-- BEGIN EXERCISE INPUTS --

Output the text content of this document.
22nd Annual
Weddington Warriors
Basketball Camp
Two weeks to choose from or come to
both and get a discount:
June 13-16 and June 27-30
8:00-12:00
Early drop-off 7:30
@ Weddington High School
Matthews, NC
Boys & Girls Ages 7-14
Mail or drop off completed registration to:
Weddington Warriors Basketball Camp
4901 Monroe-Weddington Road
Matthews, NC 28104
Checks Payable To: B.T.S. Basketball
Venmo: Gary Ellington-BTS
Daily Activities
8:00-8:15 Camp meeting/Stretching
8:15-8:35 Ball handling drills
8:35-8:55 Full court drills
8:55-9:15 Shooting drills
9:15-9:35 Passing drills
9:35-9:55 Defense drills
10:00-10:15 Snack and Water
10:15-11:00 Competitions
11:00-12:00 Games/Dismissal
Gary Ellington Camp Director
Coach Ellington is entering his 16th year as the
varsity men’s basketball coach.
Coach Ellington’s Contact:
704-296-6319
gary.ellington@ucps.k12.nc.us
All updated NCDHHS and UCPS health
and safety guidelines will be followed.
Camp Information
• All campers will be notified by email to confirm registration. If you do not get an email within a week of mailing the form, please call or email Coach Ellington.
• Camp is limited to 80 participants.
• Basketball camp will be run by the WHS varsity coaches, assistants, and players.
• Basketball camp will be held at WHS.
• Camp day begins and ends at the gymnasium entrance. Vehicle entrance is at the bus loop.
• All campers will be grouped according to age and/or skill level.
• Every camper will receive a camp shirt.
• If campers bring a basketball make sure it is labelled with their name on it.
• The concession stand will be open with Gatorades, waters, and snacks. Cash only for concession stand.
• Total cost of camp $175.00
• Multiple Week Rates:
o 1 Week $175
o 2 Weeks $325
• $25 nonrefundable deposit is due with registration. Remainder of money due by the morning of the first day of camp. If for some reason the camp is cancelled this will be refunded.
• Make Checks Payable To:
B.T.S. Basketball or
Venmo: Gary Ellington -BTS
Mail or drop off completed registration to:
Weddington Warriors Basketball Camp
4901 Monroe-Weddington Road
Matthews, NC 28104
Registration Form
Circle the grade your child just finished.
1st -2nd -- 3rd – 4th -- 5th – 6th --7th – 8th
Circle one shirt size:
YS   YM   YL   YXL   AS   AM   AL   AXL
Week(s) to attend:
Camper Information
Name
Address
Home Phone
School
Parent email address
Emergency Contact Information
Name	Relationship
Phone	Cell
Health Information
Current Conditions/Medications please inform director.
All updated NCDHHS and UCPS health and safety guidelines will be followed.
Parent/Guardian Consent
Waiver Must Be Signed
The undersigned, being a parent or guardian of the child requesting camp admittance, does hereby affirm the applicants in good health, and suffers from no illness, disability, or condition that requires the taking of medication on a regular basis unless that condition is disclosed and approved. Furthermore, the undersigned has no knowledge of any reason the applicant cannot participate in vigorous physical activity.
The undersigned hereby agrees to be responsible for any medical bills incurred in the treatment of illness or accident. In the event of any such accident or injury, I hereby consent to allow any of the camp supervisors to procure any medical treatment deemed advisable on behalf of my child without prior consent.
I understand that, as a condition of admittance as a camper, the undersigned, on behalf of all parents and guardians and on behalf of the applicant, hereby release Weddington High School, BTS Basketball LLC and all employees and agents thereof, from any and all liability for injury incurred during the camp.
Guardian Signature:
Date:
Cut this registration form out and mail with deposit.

-- END EXERCISE INPUTS --

**WORK TO DO:**
Select and copy every line from the records that includes the word "High".

**SOLUTION:**
@ Weddington High School
I understand that, as a condition of admittance as a camper, the undersigned, on behalf of all parents and guardians and on behalf of the applicant, hereby release Weddington High School, BTS Basketball LLC and all employees and agents thereof, from any and all liability for injury incurred during the camp.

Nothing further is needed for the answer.